**Given instruction**
Reproduce each line of the entries below character for character, omitting the pictures.

**Source material**
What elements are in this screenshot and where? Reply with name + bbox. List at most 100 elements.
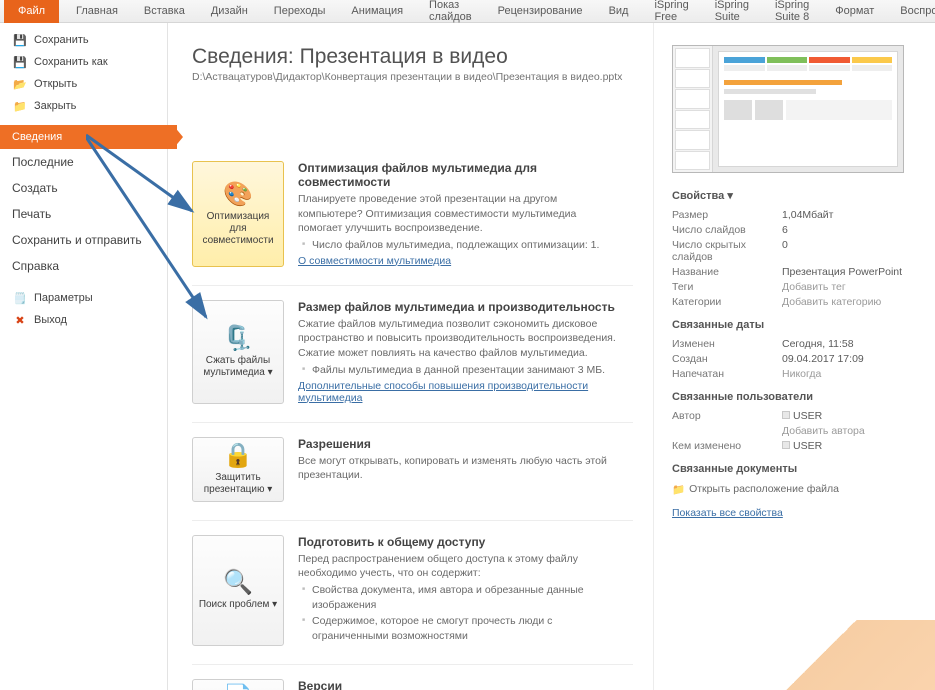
block-bullet: Файлы мультимедиа в данной презентации з… [298, 363, 618, 378]
tab-design[interactable]: Дизайн [198, 0, 261, 23]
sidebar-help[interactable]: Справка [0, 253, 167, 279]
compress-button[interactable]: 🗜️ Сжать файлы мультимедиа ▾ [192, 300, 284, 404]
sidebar-create[interactable]: Создать [0, 175, 167, 201]
inspect-icon: 🔍 [223, 571, 253, 595]
permissions-text: Разрешения Все могут открывать, копирова… [298, 437, 618, 502]
sidebar-close[interactable]: 📁 Закрыть [0, 95, 167, 117]
compress-text: Размер файлов мультимедиа и производител… [298, 300, 618, 404]
properties-heading[interactable]: Свойства ▾ [672, 189, 917, 202]
sidebar-share[interactable]: Сохранить и отправить [0, 227, 167, 253]
user-icon [782, 411, 790, 419]
sidebar-label: Выход [34, 314, 67, 326]
block-desc: Все могут открывать, копировать и изменя… [298, 454, 618, 483]
properties-panel: Свойства ▾ Размер1,04Мбайт Число слайдов… [653, 23, 935, 690]
compress-link[interactable]: Дополнительные способы повышения произво… [298, 380, 588, 404]
tab-review[interactable]: Рецензирование [485, 0, 596, 23]
prop-value: USER [782, 440, 822, 452]
save-as-icon: 💾 [12, 54, 28, 70]
prop-value: 0 [782, 239, 788, 263]
prop-value-editable[interactable]: Добавить категорию [782, 296, 881, 308]
tab-playback[interactable]: Воспроизведение [887, 0, 935, 23]
tab-insert[interactable]: Вставка [131, 0, 198, 23]
sidebar-options[interactable]: 🗒️ Параметры [0, 287, 167, 309]
sidebar-label: Сведения [12, 131, 62, 143]
tab-format[interactable]: Формат [822, 0, 887, 23]
block-title: Версии [298, 679, 498, 690]
block-desc: Сжатие файлов мультимедиа позволит сэкон… [298, 317, 618, 361]
tab-animation[interactable]: Анимация [338, 0, 416, 23]
tab-view[interactable]: Вид [596, 0, 642, 23]
ribbon: Файл Главная Вставка Дизайн Переходы Ани… [0, 0, 935, 23]
prop-value: Презентация PowerPoint [782, 266, 902, 278]
tab-slideshow[interactable]: Показ слайдов [416, 0, 485, 23]
docs-heading: Связанные документы [672, 463, 917, 475]
tab-ispring-free[interactable]: iSpring Free [641, 0, 701, 23]
dates-heading: Связанные даты [672, 319, 917, 331]
optimize-button[interactable]: 🎨 Оптимизация для совместимости [192, 161, 284, 267]
sidebar-print[interactable]: Печать [0, 201, 167, 227]
prop-value: USER [782, 410, 822, 422]
sidebar-label: Параметры [34, 292, 93, 304]
block-desc: Перед распространением общего доступа к … [298, 552, 618, 581]
options-icon: 🗒️ [12, 290, 28, 306]
file-path: D:\Аствацатуров\Дидактор\Конвертация пре… [192, 71, 633, 83]
prepare-text: Подготовить к общему доступу Перед распр… [298, 535, 618, 646]
button-label: Сжать файлы мультимедиа ▾ [197, 355, 279, 379]
prop-key: Название [672, 266, 782, 278]
block-title: Подготовить к общему доступу [298, 535, 618, 549]
block-desc: Планируете проведение этой презентации н… [298, 192, 618, 236]
open-location-link[interactable]: Открыть расположение файла [689, 483, 839, 496]
prop-key: Теги [672, 281, 782, 293]
button-label: Защитить презентацию ▾ [197, 472, 279, 496]
sidebar-open[interactable]: 📂 Открыть [0, 73, 167, 95]
close-icon: 📁 [12, 98, 28, 114]
exit-icon: ✖ [12, 312, 28, 328]
protect-icon: 🔒 [223, 444, 253, 468]
prop-key: Создан [672, 353, 782, 365]
page-title: Сведения: Презентация в видео [192, 45, 633, 69]
sidebar-label: Открыть [34, 78, 77, 90]
block-bullet: Свойства документа, имя автора и обрезан… [298, 583, 618, 612]
block-title: Оптимизация файлов мультимедиа для совме… [298, 161, 618, 189]
protect-button[interactable]: 🔒 Защитить презентацию ▾ [192, 437, 284, 502]
prop-value: Сегодня, 11:58 [782, 338, 854, 350]
prop-key: Напечатан [672, 368, 782, 380]
user-icon [782, 441, 790, 449]
versions-button[interactable]: 📄 Управление версиями ▾ [192, 679, 284, 690]
sidebar-recent[interactable]: Последние [0, 149, 167, 175]
optimize-text: Оптимизация файлов мультимедиа для совме… [298, 161, 618, 267]
tab-ispring-suite[interactable]: iSpring Suite [702, 0, 762, 23]
inspect-button[interactable]: 🔍 Поиск проблем ▾ [192, 535, 284, 646]
prop-key: Изменен [672, 338, 782, 350]
info-panel: Сведения: Презентация в видео D:\Астваца… [168, 23, 653, 690]
sidebar-save-as[interactable]: 💾 Сохранить как [0, 51, 167, 73]
prop-key: Число слайдов [672, 224, 782, 236]
save-icon: 💾 [12, 32, 28, 48]
optimize-link[interactable]: О совместимости мультимедиа [298, 255, 451, 267]
sidebar-exit[interactable]: ✖ Выход [0, 309, 167, 331]
tab-ispring-suite8[interactable]: iSpring Suite 8 [762, 0, 822, 23]
prop-value: 09.04.2017 17:09 [782, 353, 864, 365]
add-author[interactable]: Добавить автора [782, 425, 865, 437]
tab-home[interactable]: Главная [63, 0, 131, 23]
tab-file[interactable]: Файл [4, 0, 59, 23]
sidebar-save[interactable]: 💾 Сохранить [0, 29, 167, 51]
prop-key: Категории [672, 296, 782, 308]
sidebar-label: Закрыть [34, 100, 76, 112]
prop-key: Размер [672, 209, 782, 221]
prop-key: Автор [672, 410, 782, 422]
block-bullet: Содержимое, которое не смогут прочесть л… [298, 614, 618, 643]
tab-transitions[interactable]: Переходы [261, 0, 339, 23]
compress-icon: 🗜️ [223, 327, 253, 351]
button-label: Поиск проблем ▾ [199, 599, 277, 611]
prop-value: Никогда [782, 368, 821, 380]
sidebar-label: Сохранить как [34, 56, 108, 68]
prop-value-editable[interactable]: Добавить тег [782, 281, 846, 293]
prop-key: Кем изменено [672, 440, 782, 452]
sidebar-info[interactable]: Сведения [0, 125, 177, 149]
prop-value: 6 [782, 224, 788, 236]
show-all-properties[interactable]: Показать все свойства [672, 507, 917, 519]
presentation-thumbnail[interactable] [672, 45, 904, 173]
block-title: Разрешения [298, 437, 618, 451]
sidebar-label: Сохранить [34, 34, 89, 46]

**Response**
What elements are in this screenshot and where? Reply with name + bbox. List at most 100 elements.
block-bullet: Файлы мультимедиа в данной презентации з… [298, 363, 618, 378]
tab-design[interactable]: Дизайн [198, 0, 261, 23]
sidebar-help[interactable]: Справка [0, 253, 167, 279]
compress-button[interactable]: 🗜️ Сжать файлы мультимедиа ▾ [192, 300, 284, 404]
sidebar-create[interactable]: Создать [0, 175, 167, 201]
inspect-icon: 🔍 [223, 571, 253, 595]
permissions-text: Разрешения Все могут открывать, копирова… [298, 437, 618, 502]
sidebar-close[interactable]: 📁 Закрыть [0, 95, 167, 117]
compress-text: Размер файлов мультимедиа и производител… [298, 300, 618, 404]
properties-heading[interactable]: Свойства ▾ [672, 189, 917, 202]
sidebar-share[interactable]: Сохранить и отправить [0, 227, 167, 253]
user-icon [782, 411, 790, 419]
sidebar-label: Выход [34, 314, 67, 326]
block-desc: Все могут открывать, копировать и изменя… [298, 454, 618, 483]
properties-panel: Свойства ▾ Размер1,04Мбайт Число слайдов… [653, 23, 935, 690]
compress-link[interactable]: Дополнительные способы повышения произво… [298, 380, 588, 404]
tab-review[interactable]: Рецензирование [485, 0, 596, 23]
prop-value: USER [782, 440, 822, 452]
save-as-icon: 💾 [12, 54, 28, 70]
prop-value: 0 [782, 239, 788, 263]
prop-value-editable[interactable]: Добавить категорию [782, 296, 881, 308]
tab-playback[interactable]: Воспроизведение [887, 0, 935, 23]
tab-insert[interactable]: Вставка [131, 0, 198, 23]
sidebar-options[interactable]: 🗒️ Параметры [0, 287, 167, 309]
sidebar-label: Сведения [12, 131, 62, 143]
tab-format[interactable]: Формат [822, 0, 887, 23]
block-title: Версии [298, 679, 498, 690]
block-desc: Сжатие файлов мультимедиа позволит сэкон… [298, 317, 618, 361]
tab-animation[interactable]: Анимация [338, 0, 416, 23]
tab-view[interactable]: Вид [596, 0, 642, 23]
ribbon: Файл Главная Вставка Дизайн Переходы Ани… [0, 0, 935, 23]
prop-value: Презентация PowerPoint [782, 266, 902, 278]
tab-slideshow[interactable]: Показ слайдов [416, 0, 485, 23]
docs-heading: Связанные документы [672, 463, 917, 475]
tab-ispring-free[interactable]: iSpring Free [641, 0, 701, 23]
dates-heading: Связанные даты [672, 319, 917, 331]
optimize-button[interactable]: 🎨 Оптимизация для совместимости [192, 161, 284, 267]
sidebar-print[interactable]: Печать [0, 201, 167, 227]
prop-value: USER [782, 410, 822, 422]
sidebar-label: Параметры [34, 292, 93, 304]
block-desc: Перед распространением общего доступа к … [298, 552, 618, 581]
options-icon: 🗒️ [12, 290, 28, 306]
file-path: D:\Аствацатуров\Дидактор\Конвертация пре… [192, 71, 633, 83]
prepare-text: Подготовить к общему доступу Перед распр… [298, 535, 618, 646]
button-label: Сжать файлы мультимедиа ▾ [197, 355, 279, 379]
prop-key: Название [672, 266, 782, 278]
block-title: Подготовить к общему доступу [298, 535, 618, 549]
block-desc: Планируете проведение этой презентации н… [298, 192, 618, 236]
open-location-link[interactable]: Открыть расположение файла [689, 483, 839, 496]
prop-key: Теги [672, 281, 782, 293]
button-label: Защитить презентацию ▾ [197, 472, 279, 496]
sidebar-open[interactable]: 📂 Открыть [0, 73, 167, 95]
close-icon: 📁 [12, 98, 28, 114]
exit-icon: ✖ [12, 312, 28, 328]
protect-icon: 🔒 [223, 444, 253, 468]
prop-key: Создан [672, 353, 782, 365]
page-title: Сведения: Презентация в видео [192, 45, 633, 69]
sidebar-label: Открыть [34, 78, 77, 90]
block-bullet: Свойства документа, имя автора и обрезан… [298, 583, 618, 612]
block-title: Оптимизация файлов мультимедиа для совме… [298, 161, 618, 189]
protect-button[interactable]: 🔒 Защитить презентацию ▾ [192, 437, 284, 502]
prop-value: Сегодня, 11:58 [782, 338, 854, 350]
prop-key: Напечатан [672, 368, 782, 380]
user-icon [782, 441, 790, 449]
versions-button[interactable]: 📄 Управление версиями ▾ [192, 679, 284, 690]
sidebar-recent[interactable]: Последние [0, 149, 167, 175]
optimize-text: Оптимизация файлов мультимедиа для совме… [298, 161, 618, 267]
tab-ispring-suite[interactable]: iSpring Suite [702, 0, 762, 23]
inspect-button[interactable]: 🔍 Поиск проблем ▾ [192, 535, 284, 646]
prop-key: Изменен [672, 338, 782, 350]
info-panel: Сведения: Презентация в видео D:\Астваца… [168, 23, 653, 690]
sidebar-save-as[interactable]: 💾 Сохранить как [0, 51, 167, 73]
prop-key: Число слайдов [672, 224, 782, 236]
save-icon: 💾 [12, 32, 28, 48]
optimize-link[interactable]: О совместимости мультимедиа [298, 255, 451, 267]
sidebar-exit[interactable]: ✖ Выход [0, 309, 167, 331]
tab-ispring-suite8[interactable]: iSpring Suite 8 [762, 0, 822, 23]
prop-value: 09.04.2017 17:09 [782, 353, 864, 365]
add-author[interactable]: Добавить автора [782, 425, 865, 437]
tab-home[interactable]: Главная [63, 0, 131, 23]
tab-file[interactable]: Файл [4, 0, 59, 23]
sidebar-save[interactable]: 💾 Сохранить [0, 29, 167, 51]
prop-key: Категории [672, 296, 782, 308]
sidebar-label: Закрыть [34, 100, 76, 112]
prop-key: Размер [672, 209, 782, 221]
prop-key: Автор [672, 410, 782, 422]
block-bullet: Содержимое, которое не смогут прочесть л… [298, 614, 618, 643]
tab-transitions[interactable]: Переходы [261, 0, 339, 23]
compress-icon: 🗜️ [223, 327, 253, 351]
button-label: Поиск проблем ▾ [199, 599, 277, 611]
prop-value: Никогда [782, 368, 821, 380]
sidebar-label: Сохранить как [34, 56, 108, 68]
prop-value-editable[interactable]: Добавить тег [782, 281, 846, 293]
prop-key: Кем изменено [672, 440, 782, 452]
sidebar-info[interactable]: Сведения [0, 125, 177, 149]
prop-value: 6 [782, 224, 788, 236]
show-all-properties[interactable]: Показать все свойства [672, 507, 917, 519]
presentation-thumbnail[interactable] [672, 45, 904, 173]
block-title: Разрешения [298, 437, 618, 451]
sidebar-label: Сохранить [34, 34, 89, 46]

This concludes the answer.